---------- RECORD SET ----------

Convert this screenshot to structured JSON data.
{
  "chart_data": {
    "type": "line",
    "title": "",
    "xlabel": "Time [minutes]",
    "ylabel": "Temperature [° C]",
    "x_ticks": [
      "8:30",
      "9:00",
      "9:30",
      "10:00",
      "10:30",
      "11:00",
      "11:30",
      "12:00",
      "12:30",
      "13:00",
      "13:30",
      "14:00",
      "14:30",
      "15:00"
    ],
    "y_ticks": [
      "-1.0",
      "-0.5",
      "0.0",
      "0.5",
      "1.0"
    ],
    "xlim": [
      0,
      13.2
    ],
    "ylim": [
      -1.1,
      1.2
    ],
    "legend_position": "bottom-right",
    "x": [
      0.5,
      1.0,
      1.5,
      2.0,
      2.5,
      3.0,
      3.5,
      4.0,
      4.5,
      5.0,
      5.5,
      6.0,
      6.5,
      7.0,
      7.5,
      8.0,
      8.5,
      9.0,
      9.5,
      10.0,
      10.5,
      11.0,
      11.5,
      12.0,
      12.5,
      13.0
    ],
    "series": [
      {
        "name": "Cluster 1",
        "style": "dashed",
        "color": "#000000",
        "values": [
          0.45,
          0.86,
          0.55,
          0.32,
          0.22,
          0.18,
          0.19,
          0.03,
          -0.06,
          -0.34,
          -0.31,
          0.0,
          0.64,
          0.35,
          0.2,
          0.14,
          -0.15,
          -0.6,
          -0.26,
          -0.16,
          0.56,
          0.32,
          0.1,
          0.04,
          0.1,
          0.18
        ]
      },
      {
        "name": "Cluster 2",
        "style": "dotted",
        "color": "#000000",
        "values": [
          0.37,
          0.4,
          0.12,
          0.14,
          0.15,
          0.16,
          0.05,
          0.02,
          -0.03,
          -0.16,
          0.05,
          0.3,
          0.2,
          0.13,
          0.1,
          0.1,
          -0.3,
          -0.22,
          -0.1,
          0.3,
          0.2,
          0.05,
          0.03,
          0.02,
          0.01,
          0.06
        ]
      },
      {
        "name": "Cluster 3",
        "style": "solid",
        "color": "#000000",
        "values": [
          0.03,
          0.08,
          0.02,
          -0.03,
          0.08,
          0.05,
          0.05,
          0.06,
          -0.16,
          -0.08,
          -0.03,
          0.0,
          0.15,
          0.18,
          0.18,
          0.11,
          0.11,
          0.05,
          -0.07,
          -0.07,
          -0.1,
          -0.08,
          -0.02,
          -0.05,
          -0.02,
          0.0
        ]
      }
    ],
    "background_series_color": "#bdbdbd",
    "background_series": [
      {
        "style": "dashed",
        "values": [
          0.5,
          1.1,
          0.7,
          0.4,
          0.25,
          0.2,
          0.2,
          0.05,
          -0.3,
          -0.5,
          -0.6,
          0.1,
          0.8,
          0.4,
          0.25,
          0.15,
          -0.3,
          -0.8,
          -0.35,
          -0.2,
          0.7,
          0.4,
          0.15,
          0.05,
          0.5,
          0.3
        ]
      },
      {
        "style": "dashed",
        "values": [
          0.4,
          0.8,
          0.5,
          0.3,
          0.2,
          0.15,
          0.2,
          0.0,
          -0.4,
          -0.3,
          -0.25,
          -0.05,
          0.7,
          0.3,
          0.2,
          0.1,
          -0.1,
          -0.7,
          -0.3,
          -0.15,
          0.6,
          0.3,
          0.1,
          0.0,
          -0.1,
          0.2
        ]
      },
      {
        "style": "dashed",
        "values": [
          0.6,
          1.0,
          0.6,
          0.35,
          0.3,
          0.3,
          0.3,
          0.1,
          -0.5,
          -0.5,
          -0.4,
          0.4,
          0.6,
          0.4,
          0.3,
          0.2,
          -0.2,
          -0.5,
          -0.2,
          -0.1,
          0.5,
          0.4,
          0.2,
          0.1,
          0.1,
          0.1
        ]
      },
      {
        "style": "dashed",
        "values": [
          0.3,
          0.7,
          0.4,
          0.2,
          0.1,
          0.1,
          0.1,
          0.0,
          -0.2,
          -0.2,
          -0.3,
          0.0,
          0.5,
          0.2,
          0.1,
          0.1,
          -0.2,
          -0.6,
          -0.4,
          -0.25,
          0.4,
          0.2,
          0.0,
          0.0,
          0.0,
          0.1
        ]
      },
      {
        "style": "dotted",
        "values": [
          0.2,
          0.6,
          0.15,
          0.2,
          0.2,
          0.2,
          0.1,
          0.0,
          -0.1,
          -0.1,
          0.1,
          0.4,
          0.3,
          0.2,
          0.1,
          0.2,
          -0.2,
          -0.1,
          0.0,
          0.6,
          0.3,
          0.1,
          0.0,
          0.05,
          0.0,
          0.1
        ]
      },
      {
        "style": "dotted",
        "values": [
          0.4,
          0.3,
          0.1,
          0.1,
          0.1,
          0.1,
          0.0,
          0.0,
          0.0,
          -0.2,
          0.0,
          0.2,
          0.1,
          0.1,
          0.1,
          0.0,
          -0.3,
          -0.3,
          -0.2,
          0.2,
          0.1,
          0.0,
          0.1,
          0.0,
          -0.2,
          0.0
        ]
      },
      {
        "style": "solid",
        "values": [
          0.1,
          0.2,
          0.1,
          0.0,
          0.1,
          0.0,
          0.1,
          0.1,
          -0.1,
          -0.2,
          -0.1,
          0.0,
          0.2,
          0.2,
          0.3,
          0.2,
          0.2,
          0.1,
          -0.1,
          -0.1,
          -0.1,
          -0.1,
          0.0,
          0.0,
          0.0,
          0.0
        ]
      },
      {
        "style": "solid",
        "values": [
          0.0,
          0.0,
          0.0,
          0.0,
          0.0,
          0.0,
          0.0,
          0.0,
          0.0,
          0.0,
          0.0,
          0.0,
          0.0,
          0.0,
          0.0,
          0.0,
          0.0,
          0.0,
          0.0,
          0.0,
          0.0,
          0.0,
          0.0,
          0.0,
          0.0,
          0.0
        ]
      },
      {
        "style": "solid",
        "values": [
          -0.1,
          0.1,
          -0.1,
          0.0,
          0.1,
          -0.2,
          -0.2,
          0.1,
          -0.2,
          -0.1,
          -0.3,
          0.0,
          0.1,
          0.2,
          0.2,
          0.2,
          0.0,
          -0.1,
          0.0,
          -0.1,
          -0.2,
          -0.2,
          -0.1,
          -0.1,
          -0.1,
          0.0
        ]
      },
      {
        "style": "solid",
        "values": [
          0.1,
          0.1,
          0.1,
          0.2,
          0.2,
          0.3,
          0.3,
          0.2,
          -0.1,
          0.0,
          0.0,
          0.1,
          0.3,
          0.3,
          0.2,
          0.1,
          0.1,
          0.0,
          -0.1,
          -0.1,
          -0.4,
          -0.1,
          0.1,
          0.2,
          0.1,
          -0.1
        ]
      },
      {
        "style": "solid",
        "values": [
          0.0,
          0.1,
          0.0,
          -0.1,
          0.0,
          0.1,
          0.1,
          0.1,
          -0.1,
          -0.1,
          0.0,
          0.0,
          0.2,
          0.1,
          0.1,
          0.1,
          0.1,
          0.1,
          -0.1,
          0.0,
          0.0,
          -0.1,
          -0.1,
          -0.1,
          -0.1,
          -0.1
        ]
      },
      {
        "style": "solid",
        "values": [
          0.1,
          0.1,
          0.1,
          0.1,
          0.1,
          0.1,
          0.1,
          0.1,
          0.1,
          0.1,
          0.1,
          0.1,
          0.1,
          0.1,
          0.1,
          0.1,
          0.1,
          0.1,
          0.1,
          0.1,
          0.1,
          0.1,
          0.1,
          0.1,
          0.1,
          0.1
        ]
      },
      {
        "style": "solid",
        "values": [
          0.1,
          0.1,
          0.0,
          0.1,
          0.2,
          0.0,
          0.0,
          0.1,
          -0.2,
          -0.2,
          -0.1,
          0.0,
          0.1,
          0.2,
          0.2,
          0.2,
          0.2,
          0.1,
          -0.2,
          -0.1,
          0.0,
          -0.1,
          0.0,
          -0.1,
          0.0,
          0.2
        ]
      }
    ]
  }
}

----------

- _WHAT THIS TASK INVOLVES_: List each line holding the string "Cluster".

- _RESPONSE_:
        "name": "Cluster 1",
        "name": "Cluster 2",
        "name": "Cluster 3",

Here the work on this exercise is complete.